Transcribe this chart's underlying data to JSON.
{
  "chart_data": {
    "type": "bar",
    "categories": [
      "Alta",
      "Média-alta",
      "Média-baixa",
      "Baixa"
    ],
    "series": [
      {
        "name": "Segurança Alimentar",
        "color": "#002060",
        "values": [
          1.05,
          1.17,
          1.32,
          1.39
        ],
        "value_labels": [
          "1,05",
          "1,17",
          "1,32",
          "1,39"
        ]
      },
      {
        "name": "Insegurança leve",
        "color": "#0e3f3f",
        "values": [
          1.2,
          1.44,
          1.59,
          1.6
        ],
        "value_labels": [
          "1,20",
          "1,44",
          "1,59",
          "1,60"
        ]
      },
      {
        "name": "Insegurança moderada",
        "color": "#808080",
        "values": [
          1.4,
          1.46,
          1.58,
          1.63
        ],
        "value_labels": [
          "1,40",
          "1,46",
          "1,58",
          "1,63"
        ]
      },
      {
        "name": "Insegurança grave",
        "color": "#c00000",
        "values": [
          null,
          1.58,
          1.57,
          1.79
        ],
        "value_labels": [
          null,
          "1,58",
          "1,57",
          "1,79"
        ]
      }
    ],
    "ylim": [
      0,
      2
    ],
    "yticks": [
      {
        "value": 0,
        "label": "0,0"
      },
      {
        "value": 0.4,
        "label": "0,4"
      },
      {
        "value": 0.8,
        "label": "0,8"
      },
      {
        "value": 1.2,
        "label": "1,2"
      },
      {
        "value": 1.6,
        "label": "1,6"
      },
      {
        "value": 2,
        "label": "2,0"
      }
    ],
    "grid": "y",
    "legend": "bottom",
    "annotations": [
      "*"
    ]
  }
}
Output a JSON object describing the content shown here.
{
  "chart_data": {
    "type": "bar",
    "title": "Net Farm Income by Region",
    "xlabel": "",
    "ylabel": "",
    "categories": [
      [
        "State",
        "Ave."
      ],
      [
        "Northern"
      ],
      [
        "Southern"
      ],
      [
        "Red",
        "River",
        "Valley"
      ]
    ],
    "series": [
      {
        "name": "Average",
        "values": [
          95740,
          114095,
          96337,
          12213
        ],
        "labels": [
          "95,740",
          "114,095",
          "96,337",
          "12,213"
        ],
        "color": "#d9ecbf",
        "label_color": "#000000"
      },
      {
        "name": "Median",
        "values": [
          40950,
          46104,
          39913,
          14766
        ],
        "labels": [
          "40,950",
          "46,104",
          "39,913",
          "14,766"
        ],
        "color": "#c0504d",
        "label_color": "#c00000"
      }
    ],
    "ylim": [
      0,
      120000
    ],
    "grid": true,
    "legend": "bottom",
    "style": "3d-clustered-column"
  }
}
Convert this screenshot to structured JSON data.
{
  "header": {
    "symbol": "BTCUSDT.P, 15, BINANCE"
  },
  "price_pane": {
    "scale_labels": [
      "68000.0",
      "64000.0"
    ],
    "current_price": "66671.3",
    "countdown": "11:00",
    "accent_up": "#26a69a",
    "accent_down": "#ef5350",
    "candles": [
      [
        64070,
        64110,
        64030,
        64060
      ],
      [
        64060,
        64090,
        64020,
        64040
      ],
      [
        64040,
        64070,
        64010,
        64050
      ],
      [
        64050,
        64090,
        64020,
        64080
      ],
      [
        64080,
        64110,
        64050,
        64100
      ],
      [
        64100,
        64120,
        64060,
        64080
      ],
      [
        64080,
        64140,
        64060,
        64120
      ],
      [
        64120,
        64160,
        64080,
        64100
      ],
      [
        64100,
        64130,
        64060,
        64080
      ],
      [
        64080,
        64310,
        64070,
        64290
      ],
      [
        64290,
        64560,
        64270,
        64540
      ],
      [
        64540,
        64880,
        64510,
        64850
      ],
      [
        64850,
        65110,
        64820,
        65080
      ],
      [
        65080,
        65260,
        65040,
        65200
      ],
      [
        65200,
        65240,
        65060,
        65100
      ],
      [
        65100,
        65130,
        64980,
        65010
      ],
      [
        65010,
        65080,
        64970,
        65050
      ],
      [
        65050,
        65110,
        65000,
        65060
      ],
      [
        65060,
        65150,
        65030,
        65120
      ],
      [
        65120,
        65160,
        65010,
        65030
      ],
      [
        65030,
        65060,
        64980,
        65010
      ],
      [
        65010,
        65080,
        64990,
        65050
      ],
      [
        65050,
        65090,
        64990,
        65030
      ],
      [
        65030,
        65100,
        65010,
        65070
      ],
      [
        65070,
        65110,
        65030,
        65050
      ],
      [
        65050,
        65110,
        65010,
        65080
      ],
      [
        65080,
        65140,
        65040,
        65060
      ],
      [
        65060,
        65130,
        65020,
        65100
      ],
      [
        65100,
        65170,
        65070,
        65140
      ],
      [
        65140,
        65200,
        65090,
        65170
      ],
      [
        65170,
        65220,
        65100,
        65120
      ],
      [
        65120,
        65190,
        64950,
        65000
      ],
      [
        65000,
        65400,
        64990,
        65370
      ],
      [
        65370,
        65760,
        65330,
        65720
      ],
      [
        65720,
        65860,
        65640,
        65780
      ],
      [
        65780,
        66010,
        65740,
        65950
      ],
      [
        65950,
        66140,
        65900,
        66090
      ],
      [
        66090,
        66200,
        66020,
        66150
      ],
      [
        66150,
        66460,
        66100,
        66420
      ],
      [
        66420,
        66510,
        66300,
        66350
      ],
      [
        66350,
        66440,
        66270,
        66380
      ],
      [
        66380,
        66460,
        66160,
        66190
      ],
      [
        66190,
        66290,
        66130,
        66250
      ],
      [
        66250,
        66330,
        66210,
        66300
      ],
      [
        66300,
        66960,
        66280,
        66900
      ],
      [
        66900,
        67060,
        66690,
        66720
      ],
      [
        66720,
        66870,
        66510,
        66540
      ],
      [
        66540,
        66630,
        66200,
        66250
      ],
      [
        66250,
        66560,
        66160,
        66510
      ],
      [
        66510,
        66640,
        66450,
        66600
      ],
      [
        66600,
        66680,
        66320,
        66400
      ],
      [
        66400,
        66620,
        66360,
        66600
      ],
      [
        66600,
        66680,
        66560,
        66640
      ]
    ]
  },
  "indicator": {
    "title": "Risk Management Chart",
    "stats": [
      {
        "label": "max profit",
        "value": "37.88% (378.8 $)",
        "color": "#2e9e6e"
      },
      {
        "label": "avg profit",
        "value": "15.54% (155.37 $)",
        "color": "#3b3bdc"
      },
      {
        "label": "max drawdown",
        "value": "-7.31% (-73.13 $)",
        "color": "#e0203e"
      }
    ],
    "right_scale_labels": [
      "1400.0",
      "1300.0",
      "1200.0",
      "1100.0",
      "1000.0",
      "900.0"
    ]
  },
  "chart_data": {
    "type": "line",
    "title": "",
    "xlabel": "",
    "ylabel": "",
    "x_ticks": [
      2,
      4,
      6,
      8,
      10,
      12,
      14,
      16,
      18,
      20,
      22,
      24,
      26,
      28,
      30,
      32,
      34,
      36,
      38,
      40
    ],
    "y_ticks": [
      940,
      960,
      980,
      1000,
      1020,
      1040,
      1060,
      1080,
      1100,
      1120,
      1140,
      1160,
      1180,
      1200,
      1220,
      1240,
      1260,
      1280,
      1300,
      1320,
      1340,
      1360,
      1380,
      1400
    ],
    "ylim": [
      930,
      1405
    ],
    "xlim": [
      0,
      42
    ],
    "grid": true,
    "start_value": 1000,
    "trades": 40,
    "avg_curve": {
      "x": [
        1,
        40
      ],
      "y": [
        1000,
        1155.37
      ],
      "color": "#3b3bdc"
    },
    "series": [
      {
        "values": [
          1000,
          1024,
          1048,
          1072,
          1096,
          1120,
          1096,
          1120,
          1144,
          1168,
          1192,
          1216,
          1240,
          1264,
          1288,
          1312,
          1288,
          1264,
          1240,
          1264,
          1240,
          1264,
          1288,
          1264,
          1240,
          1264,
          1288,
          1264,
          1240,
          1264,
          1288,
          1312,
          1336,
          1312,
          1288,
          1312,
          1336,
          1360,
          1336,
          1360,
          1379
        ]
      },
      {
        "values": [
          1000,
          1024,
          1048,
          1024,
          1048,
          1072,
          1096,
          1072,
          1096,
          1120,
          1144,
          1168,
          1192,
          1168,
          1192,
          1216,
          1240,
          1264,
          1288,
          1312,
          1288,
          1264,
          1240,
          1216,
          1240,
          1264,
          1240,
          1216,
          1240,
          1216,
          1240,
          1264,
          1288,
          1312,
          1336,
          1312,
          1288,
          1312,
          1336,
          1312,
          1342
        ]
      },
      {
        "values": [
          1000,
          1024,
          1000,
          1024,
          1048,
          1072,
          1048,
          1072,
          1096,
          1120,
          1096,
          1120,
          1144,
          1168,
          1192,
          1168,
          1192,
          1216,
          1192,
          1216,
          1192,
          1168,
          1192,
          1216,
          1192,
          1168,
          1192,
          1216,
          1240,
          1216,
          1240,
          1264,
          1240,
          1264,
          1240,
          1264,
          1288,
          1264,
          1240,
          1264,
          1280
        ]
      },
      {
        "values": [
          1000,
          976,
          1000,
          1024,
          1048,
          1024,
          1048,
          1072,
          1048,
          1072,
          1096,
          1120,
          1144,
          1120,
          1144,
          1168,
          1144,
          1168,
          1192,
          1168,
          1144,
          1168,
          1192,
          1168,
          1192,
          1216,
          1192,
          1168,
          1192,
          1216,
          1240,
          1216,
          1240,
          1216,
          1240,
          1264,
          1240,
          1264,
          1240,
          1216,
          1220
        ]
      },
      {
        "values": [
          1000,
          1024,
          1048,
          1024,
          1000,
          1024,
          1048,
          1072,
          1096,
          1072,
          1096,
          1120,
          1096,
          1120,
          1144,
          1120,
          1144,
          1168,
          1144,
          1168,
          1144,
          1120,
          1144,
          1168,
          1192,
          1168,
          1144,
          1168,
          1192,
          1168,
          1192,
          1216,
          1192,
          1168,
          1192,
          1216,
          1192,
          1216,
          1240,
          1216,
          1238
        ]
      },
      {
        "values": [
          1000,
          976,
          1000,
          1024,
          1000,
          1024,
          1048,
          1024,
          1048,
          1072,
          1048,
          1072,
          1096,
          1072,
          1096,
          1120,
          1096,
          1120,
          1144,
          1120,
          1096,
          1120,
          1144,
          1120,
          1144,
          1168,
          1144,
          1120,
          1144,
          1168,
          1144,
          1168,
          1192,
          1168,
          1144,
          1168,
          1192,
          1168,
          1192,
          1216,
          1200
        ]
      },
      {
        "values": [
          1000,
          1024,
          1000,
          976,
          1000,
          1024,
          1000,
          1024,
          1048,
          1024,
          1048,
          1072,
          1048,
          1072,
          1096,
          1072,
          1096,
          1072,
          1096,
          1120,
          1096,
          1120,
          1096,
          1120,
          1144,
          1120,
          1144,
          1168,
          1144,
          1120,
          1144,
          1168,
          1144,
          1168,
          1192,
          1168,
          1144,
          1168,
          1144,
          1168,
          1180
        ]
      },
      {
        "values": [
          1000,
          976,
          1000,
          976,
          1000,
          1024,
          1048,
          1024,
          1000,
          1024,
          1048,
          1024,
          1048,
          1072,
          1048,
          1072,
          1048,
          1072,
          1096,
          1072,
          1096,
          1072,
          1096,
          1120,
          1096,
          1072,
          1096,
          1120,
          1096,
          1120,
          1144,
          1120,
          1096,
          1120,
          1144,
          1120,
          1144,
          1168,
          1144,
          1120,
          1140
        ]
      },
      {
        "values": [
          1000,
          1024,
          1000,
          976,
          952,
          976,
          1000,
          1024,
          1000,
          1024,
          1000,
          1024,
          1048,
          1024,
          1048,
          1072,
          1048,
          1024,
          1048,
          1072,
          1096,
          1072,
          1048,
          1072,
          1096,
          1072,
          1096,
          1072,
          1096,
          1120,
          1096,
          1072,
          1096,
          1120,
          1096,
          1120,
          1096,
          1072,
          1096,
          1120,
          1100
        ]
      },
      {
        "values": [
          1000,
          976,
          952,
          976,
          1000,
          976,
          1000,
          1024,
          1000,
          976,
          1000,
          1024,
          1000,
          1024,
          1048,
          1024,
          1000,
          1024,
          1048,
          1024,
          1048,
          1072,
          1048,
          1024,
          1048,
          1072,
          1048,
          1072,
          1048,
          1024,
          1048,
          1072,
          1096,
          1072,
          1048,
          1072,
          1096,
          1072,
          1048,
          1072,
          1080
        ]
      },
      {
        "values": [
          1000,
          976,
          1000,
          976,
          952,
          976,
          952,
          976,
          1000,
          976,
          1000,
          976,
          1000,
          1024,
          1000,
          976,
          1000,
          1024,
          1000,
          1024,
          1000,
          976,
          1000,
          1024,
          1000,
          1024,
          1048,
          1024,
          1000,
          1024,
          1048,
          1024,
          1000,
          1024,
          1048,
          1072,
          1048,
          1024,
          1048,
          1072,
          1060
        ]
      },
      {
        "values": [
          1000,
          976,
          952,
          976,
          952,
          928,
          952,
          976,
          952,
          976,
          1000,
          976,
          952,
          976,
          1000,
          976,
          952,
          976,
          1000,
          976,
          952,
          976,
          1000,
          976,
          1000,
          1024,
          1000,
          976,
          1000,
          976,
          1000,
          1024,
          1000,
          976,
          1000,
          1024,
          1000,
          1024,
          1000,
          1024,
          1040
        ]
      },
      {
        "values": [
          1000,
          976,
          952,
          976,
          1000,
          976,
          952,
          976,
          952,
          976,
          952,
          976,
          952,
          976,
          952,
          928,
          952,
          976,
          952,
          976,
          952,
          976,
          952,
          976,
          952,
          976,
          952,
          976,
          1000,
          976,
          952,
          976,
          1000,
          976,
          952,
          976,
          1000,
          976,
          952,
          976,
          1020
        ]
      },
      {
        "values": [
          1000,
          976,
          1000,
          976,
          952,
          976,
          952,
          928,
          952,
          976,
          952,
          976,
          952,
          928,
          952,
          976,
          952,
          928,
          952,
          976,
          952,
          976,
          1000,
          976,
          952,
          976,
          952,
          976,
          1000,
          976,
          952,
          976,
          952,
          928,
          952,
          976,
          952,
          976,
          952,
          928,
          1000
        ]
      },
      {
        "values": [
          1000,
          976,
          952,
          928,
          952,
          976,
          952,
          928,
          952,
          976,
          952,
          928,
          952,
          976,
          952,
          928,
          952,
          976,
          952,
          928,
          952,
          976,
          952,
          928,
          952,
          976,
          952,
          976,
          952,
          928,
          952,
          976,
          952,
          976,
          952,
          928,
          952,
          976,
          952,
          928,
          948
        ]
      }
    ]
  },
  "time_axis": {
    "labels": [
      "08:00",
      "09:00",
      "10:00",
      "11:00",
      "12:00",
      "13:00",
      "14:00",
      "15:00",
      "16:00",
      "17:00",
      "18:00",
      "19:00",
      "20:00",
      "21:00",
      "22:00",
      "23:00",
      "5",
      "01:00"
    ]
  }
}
□ □ □
Show all lines above holding "title".

**Exercise solution**.
    "title": "Net Farm Income by Region",
    "title": "Risk Management Chart",
    "title": "",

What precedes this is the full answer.